◆ What is asked
Output each entry below as it stands, leaving out every picture.

*** Records shown ***

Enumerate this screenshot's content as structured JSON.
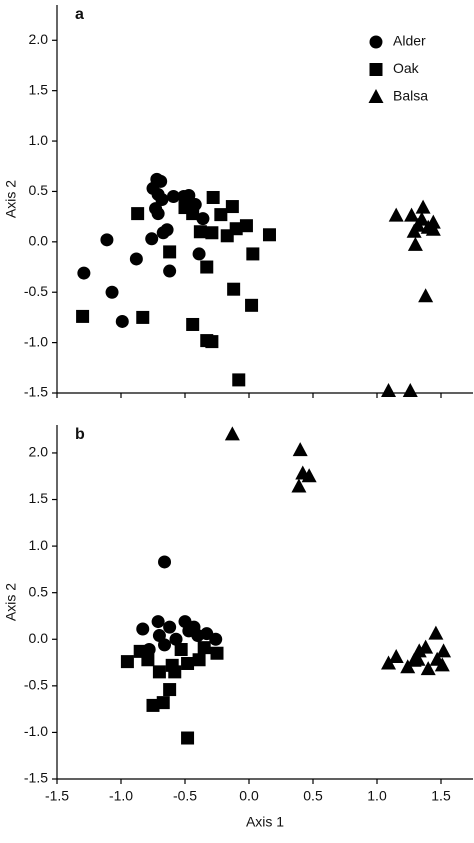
{
  "chart_data": [
    {
      "type": "scatter",
      "label": "a",
      "ylabel": "Axis 2",
      "legend": "upper right",
      "xlim": [
        -1.5,
        1.75
      ],
      "ylim": [
        -1.5,
        2.35
      ],
      "xticks": [
        -1.5,
        -1.0,
        -0.5,
        0.0,
        0.5,
        1.0,
        1.5
      ],
      "yticks": [
        {
          "value": -1.5,
          "label": "-1.5"
        },
        {
          "value": -1.0,
          "label": "-1.0"
        },
        {
          "value": -0.5,
          "label": "-0.5"
        },
        {
          "value": 0.0,
          "label": "0.0"
        },
        {
          "value": 0.5,
          "label": "0.5"
        },
        {
          "value": 1.0,
          "label": "1.0"
        },
        {
          "value": 1.5,
          "label": "1.5"
        },
        {
          "value": 2.0,
          "label": "2.0"
        }
      ],
      "series": [
        {
          "name": "Alder",
          "marker": "circle",
          "color": "#000000",
          "x": [
            -1.29,
            -1.11,
            -1.07,
            -0.99,
            -0.88,
            -0.76,
            -0.73,
            -0.75,
            -0.72,
            -0.69,
            -0.71,
            -0.71,
            -0.67,
            -0.68,
            -0.62,
            -0.59,
            -0.51,
            -0.47,
            -0.42,
            -0.36,
            -0.39,
            -0.64
          ],
          "values": [
            -0.31,
            0.02,
            -0.5,
            -0.79,
            -0.17,
            0.03,
            0.33,
            0.53,
            0.62,
            0.6,
            0.47,
            0.28,
            0.09,
            0.42,
            -0.29,
            0.45,
            0.45,
            0.46,
            0.37,
            0.23,
            -0.12,
            0.12
          ]
        },
        {
          "name": "Oak",
          "marker": "square",
          "color": "#000000",
          "x": [
            -1.3,
            -0.83,
            -0.87,
            -0.62,
            -0.5,
            -0.44,
            -0.38,
            -0.33,
            -0.28,
            -0.29,
            -0.22,
            -0.13,
            -0.17,
            -0.1,
            -0.02,
            0.03,
            0.16,
            -0.44,
            -0.33,
            -0.29,
            -0.12,
            0.02,
            -0.08
          ],
          "values": [
            -0.74,
            -0.75,
            0.28,
            -0.1,
            0.34,
            0.28,
            0.1,
            -0.25,
            0.44,
            0.09,
            0.27,
            0.35,
            0.06,
            0.13,
            0.16,
            -0.12,
            0.07,
            -0.82,
            -0.98,
            -0.99,
            -0.47,
            -0.63,
            -1.37
          ]
        },
        {
          "name": "Balsa",
          "marker": "triangle",
          "color": "#000000",
          "x": [
            1.15,
            1.27,
            1.36,
            1.32,
            1.29,
            1.4,
            1.44,
            1.35,
            1.3,
            1.38,
            1.09,
            1.26,
            1.44
          ],
          "values": [
            0.26,
            0.26,
            0.34,
            0.16,
            0.1,
            0.14,
            0.19,
            0.22,
            -0.03,
            -0.54,
            -1.48,
            -1.48,
            0.12
          ]
        }
      ]
    },
    {
      "type": "scatter",
      "label": "b",
      "xlabel": "Axis 1",
      "ylabel": "Axis 2",
      "xlim": [
        -1.5,
        1.75
      ],
      "ylim": [
        -1.5,
        2.3
      ],
      "xticks": [
        {
          "value": -1.5,
          "label": "-1.5"
        },
        {
          "value": -1.0,
          "label": "-1.0"
        },
        {
          "value": -0.5,
          "label": "-0.5"
        },
        {
          "value": 0.0,
          "label": "0.0"
        },
        {
          "value": 0.5,
          "label": "0.5"
        },
        {
          "value": 1.0,
          "label": "1.0"
        },
        {
          "value": 1.5,
          "label": "1.5"
        }
      ],
      "yticks": [
        {
          "value": -1.5,
          "label": "-1.5"
        },
        {
          "value": -1.0,
          "label": "-1.0"
        },
        {
          "value": -0.5,
          "label": "-0.5"
        },
        {
          "value": 0.0,
          "label": "0.0"
        },
        {
          "value": 0.5,
          "label": "0.5"
        },
        {
          "value": 1.0,
          "label": "1.0"
        },
        {
          "value": 1.5,
          "label": "1.5"
        },
        {
          "value": 2.0,
          "label": "2.0"
        }
      ],
      "series": [
        {
          "marker": "circle",
          "color": "#000000",
          "x": [
            -0.66,
            -0.83,
            -0.71,
            -0.7,
            -0.62,
            -0.5,
            -0.47,
            -0.4,
            -0.33,
            -0.26,
            -0.78,
            -0.57,
            -0.43,
            -0.66
          ],
          "values": [
            0.83,
            0.11,
            0.19,
            0.04,
            0.13,
            0.19,
            0.09,
            0.04,
            0.06,
            0.0,
            -0.11,
            0.0,
            0.13,
            -0.06
          ]
        },
        {
          "marker": "square",
          "color": "#000000",
          "x": [
            -0.95,
            -0.79,
            -0.6,
            -0.7,
            -0.58,
            -0.48,
            -0.39,
            -0.25,
            -0.35,
            -0.62,
            -0.67,
            -0.75,
            -0.48,
            -0.85,
            -0.53
          ],
          "values": [
            -0.24,
            -0.22,
            -0.28,
            -0.35,
            -0.35,
            -0.26,
            -0.22,
            -0.15,
            -0.09,
            -0.54,
            -0.68,
            -0.71,
            -1.06,
            -0.13,
            -0.11
          ]
        },
        {
          "marker": "triangle",
          "color": "#000000",
          "x": [
            -0.13,
            0.4,
            0.42,
            0.39,
            0.47,
            1.09,
            1.15,
            1.24,
            1.29,
            1.33,
            1.38,
            1.4,
            1.46,
            1.47,
            1.52,
            1.51,
            1.32
          ],
          "values": [
            2.2,
            2.03,
            1.78,
            1.64,
            1.75,
            -0.26,
            -0.19,
            -0.3,
            -0.23,
            -0.13,
            -0.09,
            -0.32,
            0.06,
            -0.22,
            -0.13,
            -0.28,
            -0.22
          ]
        }
      ]
    }
  ]
}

***

◆ Result
Enumerate this screenshot's content as structured JSON.
{
  "chart_data": [
    {
      "type": "scatter",
      "label": "a",
      "ylabel": "Axis 2",
      "legend": "upper right",
      "xlim": [
        -1.5,
        1.75
      ],
      "ylim": [
        -1.5,
        2.35
      ],
      "xticks": [
        -1.5,
        -1.0,
        -0.5,
        0.0,
        0.5,
        1.0,
        1.5
      ],
      "yticks": [
        {
          "value": -1.5,
          "label": "-1.5"
        },
        {
          "value": -1.0,
          "label": "-1.0"
        },
        {
          "value": -0.5,
          "label": "-0.5"
        },
        {
          "value": 0.0,
          "label": "0.0"
        },
        {
          "value": 0.5,
          "label": "0.5"
        },
        {
          "value": 1.0,
          "label": "1.0"
        },
        {
          "value": 1.5,
          "label": "1.5"
        },
        {
          "value": 2.0,
          "label": "2.0"
        }
      ],
      "series": [
        {
          "name": "Alder",
          "marker": "circle",
          "color": "#000000",
          "x": [
            -1.29,
            -1.11,
            -1.07,
            -0.99,
            -0.88,
            -0.76,
            -0.73,
            -0.75,
            -0.72,
            -0.69,
            -0.71,
            -0.71,
            -0.67,
            -0.68,
            -0.62,
            -0.59,
            -0.51,
            -0.47,
            -0.42,
            -0.36,
            -0.39,
            -0.64
          ],
          "values": [
            -0.31,
            0.02,
            -0.5,
            -0.79,
            -0.17,
            0.03,
            0.33,
            0.53,
            0.62,
            0.6,
            0.47,
            0.28,
            0.09,
            0.42,
            -0.29,
            0.45,
            0.45,
            0.46,
            0.37,
            0.23,
            -0.12,
            0.12
          ]
        },
        {
          "name": "Oak",
          "marker": "square",
          "color": "#000000",
          "x": [
            -1.3,
            -0.83,
            -0.87,
            -0.62,
            -0.5,
            -0.44,
            -0.38,
            -0.33,
            -0.28,
            -0.29,
            -0.22,
            -0.13,
            -0.17,
            -0.1,
            -0.02,
            0.03,
            0.16,
            -0.44,
            -0.33,
            -0.29,
            -0.12,
            0.02,
            -0.08
          ],
          "values": [
            -0.74,
            -0.75,
            0.28,
            -0.1,
            0.34,
            0.28,
            0.1,
            -0.25,
            0.44,
            0.09,
            0.27,
            0.35,
            0.06,
            0.13,
            0.16,
            -0.12,
            0.07,
            -0.82,
            -0.98,
            -0.99,
            -0.47,
            -0.63,
            -1.37
          ]
        },
        {
          "name": "Balsa",
          "marker": "triangle",
          "color": "#000000",
          "x": [
            1.15,
            1.27,
            1.36,
            1.32,
            1.29,
            1.4,
            1.44,
            1.35,
            1.3,
            1.38,
            1.09,
            1.26,
            1.44
          ],
          "values": [
            0.26,
            0.26,
            0.34,
            0.16,
            0.1,
            0.14,
            0.19,
            0.22,
            -0.03,
            -0.54,
            -1.48,
            -1.48,
            0.12
          ]
        }
      ]
    },
    {
      "type": "scatter",
      "label": "b",
      "xlabel": "Axis 1",
      "ylabel": "Axis 2",
      "xlim": [
        -1.5,
        1.75
      ],
      "ylim": [
        -1.5,
        2.3
      ],
      "xticks": [
        {
          "value": -1.5,
          "label": "-1.5"
        },
        {
          "value": -1.0,
          "label": "-1.0"
        },
        {
          "value": -0.5,
          "label": "-0.5"
        },
        {
          "value": 0.0,
          "label": "0.0"
        },
        {
          "value": 0.5,
          "label": "0.5"
        },
        {
          "value": 1.0,
          "label": "1.0"
        },
        {
          "value": 1.5,
          "label": "1.5"
        }
      ],
      "yticks": [
        {
          "value": -1.5,
          "label": "-1.5"
        },
        {
          "value": -1.0,
          "label": "-1.0"
        },
        {
          "value": -0.5,
          "label": "-0.5"
        },
        {
          "value": 0.0,
          "label": "0.0"
        },
        {
          "value": 0.5,
          "label": "0.5"
        },
        {
          "value": 1.0,
          "label": "1.0"
        },
        {
          "value": 1.5,
          "label": "1.5"
        },
        {
          "value": 2.0,
          "label": "2.0"
        }
      ],
      "series": [
        {
          "marker": "circle",
          "color": "#000000",
          "x": [
            -0.66,
            -0.83,
            -0.71,
            -0.7,
            -0.62,
            -0.5,
            -0.47,
            -0.4,
            -0.33,
            -0.26,
            -0.78,
            -0.57,
            -0.43,
            -0.66
          ],
          "values": [
            0.83,
            0.11,
            0.19,
            0.04,
            0.13,
            0.19,
            0.09,
            0.04,
            0.06,
            0.0,
            -0.11,
            0.0,
            0.13,
            -0.06
          ]
        },
        {
          "marker": "square",
          "color": "#000000",
          "x": [
            -0.95,
            -0.79,
            -0.6,
            -0.7,
            -0.58,
            -0.48,
            -0.39,
            -0.25,
            -0.35,
            -0.62,
            -0.67,
            -0.75,
            -0.48,
            -0.85,
            -0.53
          ],
          "values": [
            -0.24,
            -0.22,
            -0.28,
            -0.35,
            -0.35,
            -0.26,
            -0.22,
            -0.15,
            -0.09,
            -0.54,
            -0.68,
            -0.71,
            -1.06,
            -0.13,
            -0.11
          ]
        },
        {
          "marker": "triangle",
          "color": "#000000",
          "x": [
            -0.13,
            0.4,
            0.42,
            0.39,
            0.47,
            1.09,
            1.15,
            1.24,
            1.29,
            1.33,
            1.38,
            1.4,
            1.46,
            1.47,
            1.52,
            1.51,
            1.32
          ],
          "values": [
            2.2,
            2.03,
            1.78,
            1.64,
            1.75,
            -0.26,
            -0.19,
            -0.3,
            -0.23,
            -0.13,
            -0.09,
            -0.32,
            0.06,
            -0.22,
            -0.13,
            -0.28,
            -0.22
          ]
        }
      ]
    }
  ]
}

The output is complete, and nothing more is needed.